= Job =
Take the records underneath and set them down exactly.
====== Record set
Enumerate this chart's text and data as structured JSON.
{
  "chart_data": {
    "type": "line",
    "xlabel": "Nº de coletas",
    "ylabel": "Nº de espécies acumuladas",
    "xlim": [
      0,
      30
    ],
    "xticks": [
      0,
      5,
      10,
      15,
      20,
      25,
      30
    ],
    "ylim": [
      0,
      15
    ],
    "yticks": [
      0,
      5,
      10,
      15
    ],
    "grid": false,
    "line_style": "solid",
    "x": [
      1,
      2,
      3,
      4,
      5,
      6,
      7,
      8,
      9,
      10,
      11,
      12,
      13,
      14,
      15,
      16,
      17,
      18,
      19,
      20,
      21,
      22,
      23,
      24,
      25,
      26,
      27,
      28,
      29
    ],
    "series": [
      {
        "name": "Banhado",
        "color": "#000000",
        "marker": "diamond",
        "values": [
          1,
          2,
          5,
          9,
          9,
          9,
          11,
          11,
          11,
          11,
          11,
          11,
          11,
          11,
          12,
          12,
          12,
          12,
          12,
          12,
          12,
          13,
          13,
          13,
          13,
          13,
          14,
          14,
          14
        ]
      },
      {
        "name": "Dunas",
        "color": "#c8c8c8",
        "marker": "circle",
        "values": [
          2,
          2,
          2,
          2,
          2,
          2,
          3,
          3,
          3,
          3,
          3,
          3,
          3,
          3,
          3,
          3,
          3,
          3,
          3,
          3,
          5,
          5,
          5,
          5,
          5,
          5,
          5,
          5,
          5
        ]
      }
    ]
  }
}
============
= Task response =
Enumerate this chart's text and data as structured JSON.
{
  "chart_data": {
    "type": "line",
    "xlabel": "Nº de coletas",
    "ylabel": "Nº de espécies acumuladas",
    "xlim": [
      0,
      30
    ],
    "xticks": [
      0,
      5,
      10,
      15,
      20,
      25,
      30
    ],
    "ylim": [
      0,
      15
    ],
    "yticks": [
      0,
      5,
      10,
      15
    ],
    "grid": false,
    "line_style": "solid",
    "x": [
      1,
      2,
      3,
      4,
      5,
      6,
      7,
      8,
      9,
      10,
      11,
      12,
      13,
      14,
      15,
      16,
      17,
      18,
      19,
      20,
      21,
      22,
      23,
      24,
      25,
      26,
      27,
      28,
      29
    ],
    "series": [
      {
        "name": "Banhado",
        "color": "#000000",
        "marker": "diamond",
        "values": [
          1,
          2,
          5,
          9,
          9,
          9,
          11,
          11,
          11,
          11,
          11,
          11,
          11,
          11,
          12,
          12,
          12,
          12,
          12,
          12,
          12,
          13,
          13,
          13,
          13,
          13,
          14,
          14,
          14
        ]
      },
      {
        "name": "Dunas",
        "color": "#c8c8c8",
        "marker": "circle",
        "values": [
          2,
          2,
          2,
          2,
          2,
          2,
          3,
          3,
          3,
          3,
          3,
          3,
          3,
          3,
          3,
          3,
          3,
          3,
          3,
          3,
          5,
          5,
          5,
          5,
          5,
          5,
          5,
          5,
          5
        ]
      }
    ]
  }
}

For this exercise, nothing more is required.